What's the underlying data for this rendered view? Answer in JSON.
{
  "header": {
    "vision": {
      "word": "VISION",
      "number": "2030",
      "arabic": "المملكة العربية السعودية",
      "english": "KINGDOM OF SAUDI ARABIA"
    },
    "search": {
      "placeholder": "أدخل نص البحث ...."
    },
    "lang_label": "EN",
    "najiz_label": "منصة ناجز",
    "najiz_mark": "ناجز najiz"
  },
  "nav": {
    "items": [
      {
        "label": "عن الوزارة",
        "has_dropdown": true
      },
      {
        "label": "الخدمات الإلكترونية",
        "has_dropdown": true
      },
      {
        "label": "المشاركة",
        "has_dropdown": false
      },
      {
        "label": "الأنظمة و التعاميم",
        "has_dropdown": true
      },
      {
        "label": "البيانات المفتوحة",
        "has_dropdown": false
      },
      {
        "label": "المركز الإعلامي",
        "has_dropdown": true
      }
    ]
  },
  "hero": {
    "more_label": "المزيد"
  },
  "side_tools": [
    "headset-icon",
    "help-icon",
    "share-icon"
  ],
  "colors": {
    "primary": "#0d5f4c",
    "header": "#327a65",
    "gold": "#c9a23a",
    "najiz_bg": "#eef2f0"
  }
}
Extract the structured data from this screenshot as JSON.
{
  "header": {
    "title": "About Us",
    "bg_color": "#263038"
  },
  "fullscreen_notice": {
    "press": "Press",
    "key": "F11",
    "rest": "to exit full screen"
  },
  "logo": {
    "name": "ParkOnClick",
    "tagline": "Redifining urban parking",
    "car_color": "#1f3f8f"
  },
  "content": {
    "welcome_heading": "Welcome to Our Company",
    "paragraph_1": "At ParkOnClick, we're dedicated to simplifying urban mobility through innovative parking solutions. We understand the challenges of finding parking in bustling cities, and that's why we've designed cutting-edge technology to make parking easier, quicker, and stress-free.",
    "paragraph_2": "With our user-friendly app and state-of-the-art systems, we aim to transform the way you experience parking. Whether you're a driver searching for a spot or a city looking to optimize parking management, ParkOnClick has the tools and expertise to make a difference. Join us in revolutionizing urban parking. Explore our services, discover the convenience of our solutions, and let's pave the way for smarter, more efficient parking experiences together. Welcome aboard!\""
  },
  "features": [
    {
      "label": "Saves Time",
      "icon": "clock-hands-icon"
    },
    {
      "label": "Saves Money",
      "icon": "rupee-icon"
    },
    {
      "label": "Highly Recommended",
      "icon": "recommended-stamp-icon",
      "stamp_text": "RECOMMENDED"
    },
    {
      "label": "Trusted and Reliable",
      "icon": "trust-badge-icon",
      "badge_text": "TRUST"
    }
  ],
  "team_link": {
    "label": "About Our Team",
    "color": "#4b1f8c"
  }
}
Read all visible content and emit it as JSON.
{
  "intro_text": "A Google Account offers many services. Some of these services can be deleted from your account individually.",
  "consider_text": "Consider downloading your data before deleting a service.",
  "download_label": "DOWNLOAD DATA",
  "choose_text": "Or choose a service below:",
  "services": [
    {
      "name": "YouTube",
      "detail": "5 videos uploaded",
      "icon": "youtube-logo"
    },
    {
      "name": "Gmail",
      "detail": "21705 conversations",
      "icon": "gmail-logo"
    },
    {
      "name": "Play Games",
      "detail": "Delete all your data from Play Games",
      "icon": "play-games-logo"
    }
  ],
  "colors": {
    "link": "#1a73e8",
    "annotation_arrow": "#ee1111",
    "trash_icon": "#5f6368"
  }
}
------------------------------
Exercise brief: The entries above must be returned in full, exactly as shown.

Task result:
What's the underlying data for this rendered view? Answer in JSON.
{
  "header": {
    "vision": {
      "word": "VISION",
      "number": "2030",
      "arabic": "المملكة العربية السعودية",
      "english": "KINGDOM OF SAUDI ARABIA"
    },
    "search": {
      "placeholder": "أدخل نص البحث ...."
    },
    "lang_label": "EN",
    "najiz_label": "منصة ناجز",
    "najiz_mark": "ناجز najiz"
  },
  "nav": {
    "items": [
      {
        "label": "عن الوزارة",
        "has_dropdown": true
      },
      {
        "label": "الخدمات الإلكترونية",
        "has_dropdown": true
      },
      {
        "label": "المشاركة",
        "has_dropdown": false
      },
      {
        "label": "الأنظمة و التعاميم",
        "has_dropdown": true
      },
      {
        "label": "البيانات المفتوحة",
        "has_dropdown": false
      },
      {
        "label": "المركز الإعلامي",
        "has_dropdown": true
      }
    ]
  },
  "hero": {
    "more_label": "المزيد"
  },
  "side_tools": [
    "headset-icon",
    "help-icon",
    "share-icon"
  ],
  "colors": {
    "primary": "#0d5f4c",
    "header": "#327a65",
    "gold": "#c9a23a",
    "najiz_bg": "#eef2f0"
  }
}
Extract the structured data from this screenshot as JSON.
{
  "header": {
    "title": "About Us",
    "bg_color": "#263038"
  },
  "fullscreen_notice": {
    "press": "Press",
    "key": "F11",
    "rest": "to exit full screen"
  },
  "logo": {
    "name": "ParkOnClick",
    "tagline": "Redifining urban parking",
    "car_color": "#1f3f8f"
  },
  "content": {
    "welcome_heading": "Welcome to Our Company",
    "paragraph_1": "At ParkOnClick, we're dedicated to simplifying urban mobility through innovative parking solutions. We understand the challenges of finding parking in bustling cities, and that's why we've designed cutting-edge technology to make parking easier, quicker, and stress-free.",
    "paragraph_2": "With our user-friendly app and state-of-the-art systems, we aim to transform the way you experience parking. Whether you're a driver searching for a spot or a city looking to optimize parking management, ParkOnClick has the tools and expertise to make a difference. Join us in revolutionizing urban parking. Explore our services, discover the convenience of our solutions, and let's pave the way for smarter, more efficient parking experiences together. Welcome aboard!\""
  },
  "features": [
    {
      "label": "Saves Time",
      "icon": "clock-hands-icon"
    },
    {
      "label": "Saves Money",
      "icon": "rupee-icon"
    },
    {
      "label": "Highly Recommended",
      "icon": "recommended-stamp-icon",
      "stamp_text": "RECOMMENDED"
    },
    {
      "label": "Trusted and Reliable",
      "icon": "trust-badge-icon",
      "badge_text": "TRUST"
    }
  ],
  "team_link": {
    "label": "About Our Team",
    "color": "#4b1f8c"
  }
}
Read all visible content and emit it as JSON.
{
  "intro_text": "A Google Account offers many services. Some of these services can be deleted from your account individually.",
  "consider_text": "Consider downloading your data before deleting a service.",
  "download_label": "DOWNLOAD DATA",
  "choose_text": "Or choose a service below:",
  "services": [
    {
      "name": "YouTube",
      "detail": "5 videos uploaded",
      "icon": "youtube-logo"
    },
    {
      "name": "Gmail",
      "detail": "21705 conversations",
      "icon": "gmail-logo"
    },
    {
      "name": "Play Games",
      "detail": "Delete all your data from Play Games",
      "icon": "play-games-logo"
    }
  ],
  "colors": {
    "link": "#1a73e8",
    "annotation_arrow": "#ee1111",
    "trash_icon": "#5f6368"
  }
}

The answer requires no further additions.